**What is expected:** Show each line that has the string "方田浅草" in it.

**Exercise input:**
--- START ---
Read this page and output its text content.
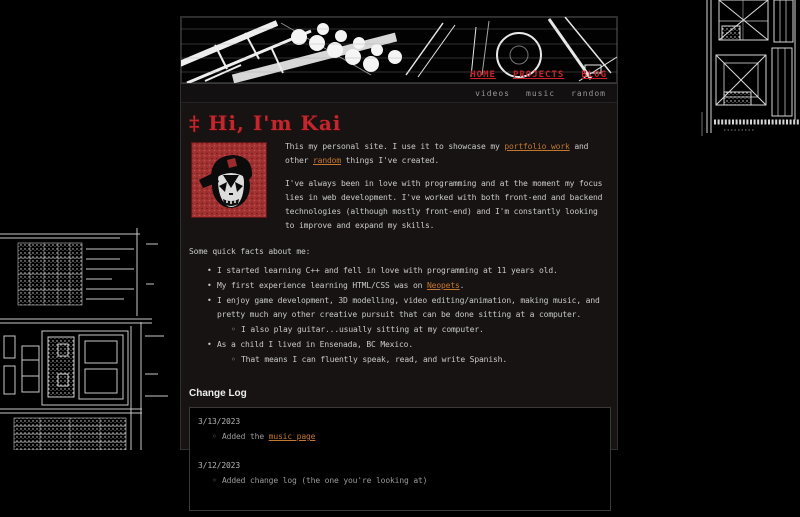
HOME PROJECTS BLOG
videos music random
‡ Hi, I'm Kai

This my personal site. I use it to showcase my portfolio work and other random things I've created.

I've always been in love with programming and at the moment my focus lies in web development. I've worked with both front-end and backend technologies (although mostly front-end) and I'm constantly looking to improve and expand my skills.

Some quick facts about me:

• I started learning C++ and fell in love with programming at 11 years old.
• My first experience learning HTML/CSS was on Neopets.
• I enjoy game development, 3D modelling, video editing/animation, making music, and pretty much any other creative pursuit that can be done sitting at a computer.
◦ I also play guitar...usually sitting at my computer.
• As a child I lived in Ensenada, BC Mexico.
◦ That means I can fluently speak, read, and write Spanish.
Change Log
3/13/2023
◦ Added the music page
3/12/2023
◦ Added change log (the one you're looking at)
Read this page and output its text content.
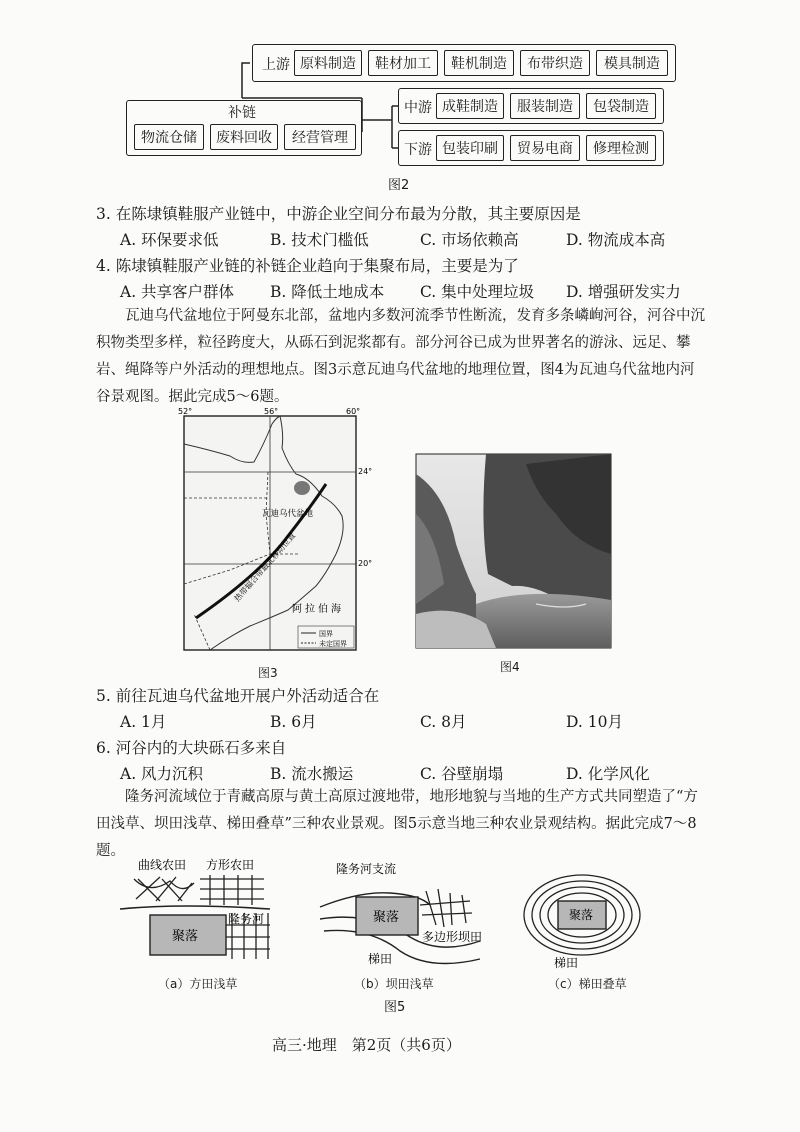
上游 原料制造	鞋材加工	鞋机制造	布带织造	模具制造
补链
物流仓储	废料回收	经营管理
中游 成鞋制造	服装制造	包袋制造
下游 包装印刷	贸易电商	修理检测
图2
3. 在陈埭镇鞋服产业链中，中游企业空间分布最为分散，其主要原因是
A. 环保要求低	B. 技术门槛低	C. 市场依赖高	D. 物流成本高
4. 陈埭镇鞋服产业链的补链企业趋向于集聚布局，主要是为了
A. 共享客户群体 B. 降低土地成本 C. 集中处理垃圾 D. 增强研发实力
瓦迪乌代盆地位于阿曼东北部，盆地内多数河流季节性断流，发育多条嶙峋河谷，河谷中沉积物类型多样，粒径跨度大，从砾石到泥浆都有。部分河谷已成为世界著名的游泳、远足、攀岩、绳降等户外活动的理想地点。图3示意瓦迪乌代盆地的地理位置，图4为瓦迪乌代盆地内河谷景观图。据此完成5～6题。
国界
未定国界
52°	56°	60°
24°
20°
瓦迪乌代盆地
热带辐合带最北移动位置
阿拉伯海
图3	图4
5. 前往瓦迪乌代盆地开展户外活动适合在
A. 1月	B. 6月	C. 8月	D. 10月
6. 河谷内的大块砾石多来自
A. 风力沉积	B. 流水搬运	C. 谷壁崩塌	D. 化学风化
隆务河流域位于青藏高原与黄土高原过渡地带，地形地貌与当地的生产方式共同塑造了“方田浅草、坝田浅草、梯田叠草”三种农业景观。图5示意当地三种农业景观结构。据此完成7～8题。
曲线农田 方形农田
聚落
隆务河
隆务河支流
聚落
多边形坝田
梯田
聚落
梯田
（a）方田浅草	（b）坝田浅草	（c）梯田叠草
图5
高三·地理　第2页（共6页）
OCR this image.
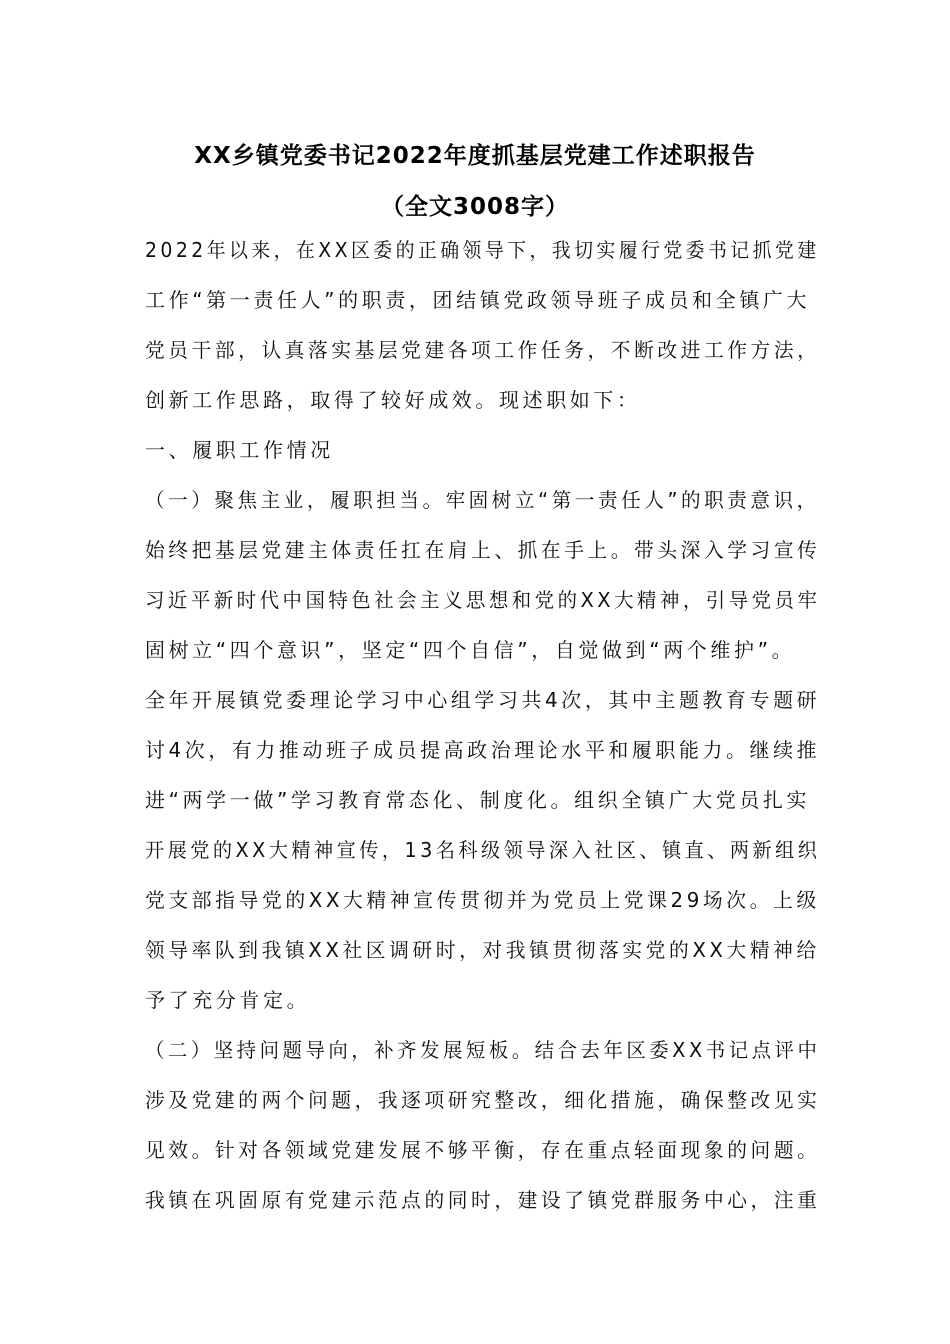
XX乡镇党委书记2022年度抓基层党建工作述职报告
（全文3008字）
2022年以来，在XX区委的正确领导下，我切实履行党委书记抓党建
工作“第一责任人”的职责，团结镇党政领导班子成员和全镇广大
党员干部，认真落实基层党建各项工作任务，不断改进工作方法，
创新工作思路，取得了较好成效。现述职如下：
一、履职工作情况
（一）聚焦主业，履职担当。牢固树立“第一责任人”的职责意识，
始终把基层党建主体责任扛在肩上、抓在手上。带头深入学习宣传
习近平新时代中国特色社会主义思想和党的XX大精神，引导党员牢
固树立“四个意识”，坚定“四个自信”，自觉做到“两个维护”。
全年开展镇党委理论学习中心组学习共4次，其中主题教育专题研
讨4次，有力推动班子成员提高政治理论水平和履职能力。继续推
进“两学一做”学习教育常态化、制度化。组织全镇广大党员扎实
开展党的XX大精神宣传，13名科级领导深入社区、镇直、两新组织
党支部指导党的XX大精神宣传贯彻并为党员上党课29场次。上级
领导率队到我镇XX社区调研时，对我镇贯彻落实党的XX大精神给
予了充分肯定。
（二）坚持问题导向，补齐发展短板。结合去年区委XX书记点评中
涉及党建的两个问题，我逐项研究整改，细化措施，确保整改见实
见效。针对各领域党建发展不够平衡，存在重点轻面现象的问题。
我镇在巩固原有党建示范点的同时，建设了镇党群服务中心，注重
--- END ---
**Exercise output:**
隆务河流域位于青藏高原与黄土高原过渡地带，地形地貌与当地的生产方式共同塑造了“方田浅草、坝田浅草、梯田叠草”三种农业景观。图5示意当地三种农业景观结构。据此完成7～8题。
（a）方田浅草	（b）坝田浅草	（c）梯田叠草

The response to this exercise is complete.